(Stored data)
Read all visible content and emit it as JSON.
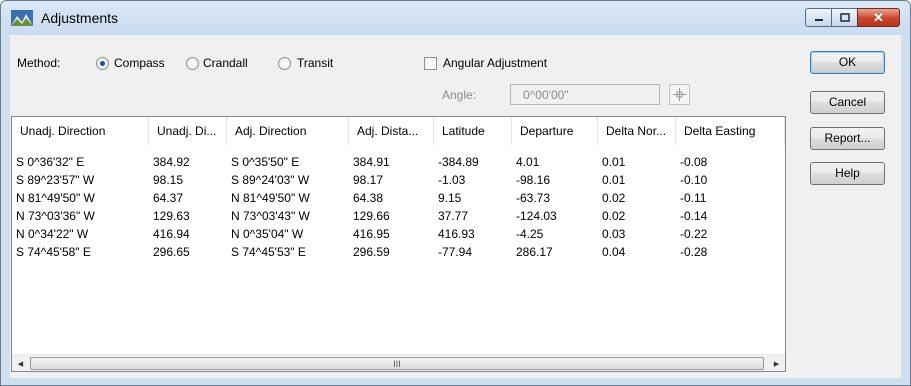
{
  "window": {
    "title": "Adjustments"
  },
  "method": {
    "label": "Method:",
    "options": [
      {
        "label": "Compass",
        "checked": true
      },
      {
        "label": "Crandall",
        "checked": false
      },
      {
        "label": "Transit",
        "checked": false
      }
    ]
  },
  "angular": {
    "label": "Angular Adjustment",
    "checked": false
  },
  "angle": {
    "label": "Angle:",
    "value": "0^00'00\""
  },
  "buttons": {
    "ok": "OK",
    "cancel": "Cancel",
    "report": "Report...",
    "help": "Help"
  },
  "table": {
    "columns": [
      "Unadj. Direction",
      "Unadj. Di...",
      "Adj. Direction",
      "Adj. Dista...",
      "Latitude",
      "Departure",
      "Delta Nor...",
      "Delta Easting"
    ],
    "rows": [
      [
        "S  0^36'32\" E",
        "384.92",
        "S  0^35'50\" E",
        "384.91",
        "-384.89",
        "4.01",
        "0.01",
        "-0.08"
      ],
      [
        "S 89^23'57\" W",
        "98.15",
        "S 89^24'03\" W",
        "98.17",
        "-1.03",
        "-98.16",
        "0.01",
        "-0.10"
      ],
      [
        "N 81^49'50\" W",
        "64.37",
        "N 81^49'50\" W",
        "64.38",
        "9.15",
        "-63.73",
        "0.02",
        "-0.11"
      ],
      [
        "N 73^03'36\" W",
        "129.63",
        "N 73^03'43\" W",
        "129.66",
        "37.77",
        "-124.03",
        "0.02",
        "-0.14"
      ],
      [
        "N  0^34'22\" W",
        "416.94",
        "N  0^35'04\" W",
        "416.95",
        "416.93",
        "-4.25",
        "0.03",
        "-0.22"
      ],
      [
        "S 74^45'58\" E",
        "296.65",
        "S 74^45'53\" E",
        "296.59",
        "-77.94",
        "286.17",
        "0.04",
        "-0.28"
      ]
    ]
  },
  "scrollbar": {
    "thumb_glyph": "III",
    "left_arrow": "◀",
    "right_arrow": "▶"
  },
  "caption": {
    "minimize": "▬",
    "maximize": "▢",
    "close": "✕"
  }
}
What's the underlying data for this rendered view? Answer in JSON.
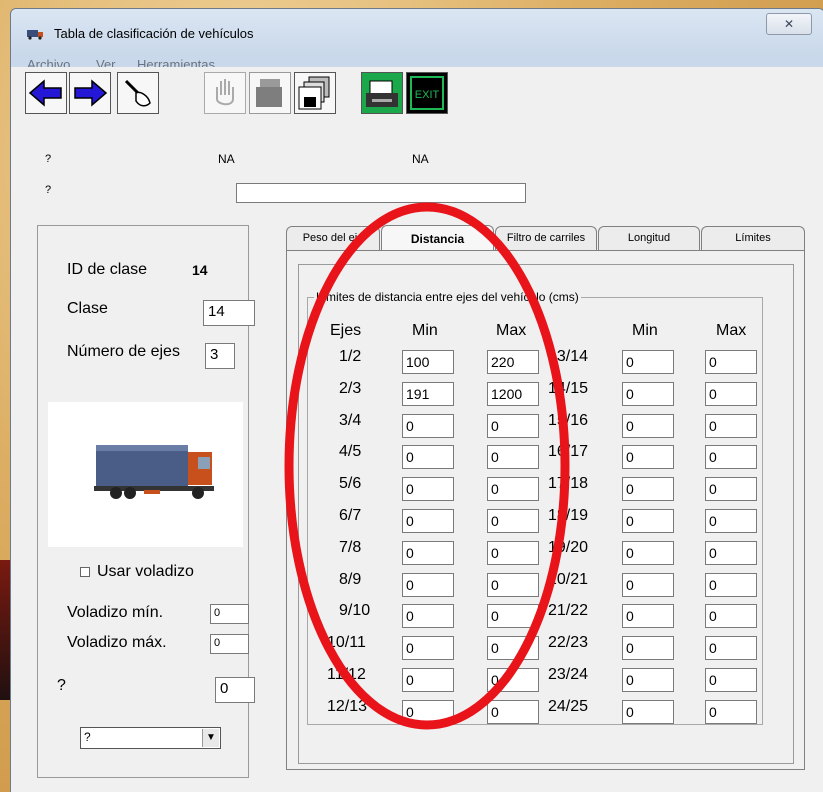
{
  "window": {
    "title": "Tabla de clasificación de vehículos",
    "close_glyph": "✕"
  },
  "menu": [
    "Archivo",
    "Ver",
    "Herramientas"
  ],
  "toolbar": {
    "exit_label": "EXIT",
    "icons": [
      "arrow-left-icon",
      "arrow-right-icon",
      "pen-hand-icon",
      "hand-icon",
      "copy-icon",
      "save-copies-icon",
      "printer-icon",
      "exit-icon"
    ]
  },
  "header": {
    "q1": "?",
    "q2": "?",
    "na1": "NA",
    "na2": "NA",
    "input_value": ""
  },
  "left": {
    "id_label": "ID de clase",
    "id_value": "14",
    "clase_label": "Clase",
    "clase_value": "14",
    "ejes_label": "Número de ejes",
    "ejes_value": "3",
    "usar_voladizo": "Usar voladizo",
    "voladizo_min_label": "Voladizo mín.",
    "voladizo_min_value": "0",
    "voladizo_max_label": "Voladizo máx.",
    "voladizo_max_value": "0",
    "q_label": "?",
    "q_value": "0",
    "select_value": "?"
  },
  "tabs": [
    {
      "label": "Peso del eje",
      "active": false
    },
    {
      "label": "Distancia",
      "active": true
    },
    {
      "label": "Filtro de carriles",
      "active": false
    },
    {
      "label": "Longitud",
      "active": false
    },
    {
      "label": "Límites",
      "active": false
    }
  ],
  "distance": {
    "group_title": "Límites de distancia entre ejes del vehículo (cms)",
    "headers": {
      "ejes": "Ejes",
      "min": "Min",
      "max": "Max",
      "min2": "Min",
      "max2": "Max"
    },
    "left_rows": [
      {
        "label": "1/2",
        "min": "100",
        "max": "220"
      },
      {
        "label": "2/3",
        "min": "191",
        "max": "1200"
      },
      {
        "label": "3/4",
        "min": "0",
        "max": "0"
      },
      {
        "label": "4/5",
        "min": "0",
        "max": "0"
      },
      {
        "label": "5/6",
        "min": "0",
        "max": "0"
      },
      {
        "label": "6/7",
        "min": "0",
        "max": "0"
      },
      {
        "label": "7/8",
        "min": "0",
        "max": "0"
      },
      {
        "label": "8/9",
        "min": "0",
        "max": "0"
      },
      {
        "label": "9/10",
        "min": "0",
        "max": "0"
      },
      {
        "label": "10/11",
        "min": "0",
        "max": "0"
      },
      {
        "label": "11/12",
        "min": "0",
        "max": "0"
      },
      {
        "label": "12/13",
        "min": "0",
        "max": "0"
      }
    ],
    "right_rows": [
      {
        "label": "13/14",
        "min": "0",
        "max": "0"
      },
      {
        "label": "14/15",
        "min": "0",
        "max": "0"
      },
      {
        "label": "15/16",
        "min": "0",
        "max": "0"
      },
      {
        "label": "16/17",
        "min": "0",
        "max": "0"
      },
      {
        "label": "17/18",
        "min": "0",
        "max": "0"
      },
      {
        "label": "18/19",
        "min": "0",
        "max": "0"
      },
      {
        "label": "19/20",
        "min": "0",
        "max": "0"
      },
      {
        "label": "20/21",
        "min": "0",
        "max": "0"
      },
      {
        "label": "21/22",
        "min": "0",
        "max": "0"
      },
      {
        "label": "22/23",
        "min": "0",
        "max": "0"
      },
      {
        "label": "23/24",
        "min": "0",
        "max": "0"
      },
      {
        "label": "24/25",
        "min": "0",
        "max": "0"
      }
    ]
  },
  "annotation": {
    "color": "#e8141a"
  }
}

▸ Directions for this task
Find every line holding the word "JSON"; give their count and nothing else.

▸ Written answer
2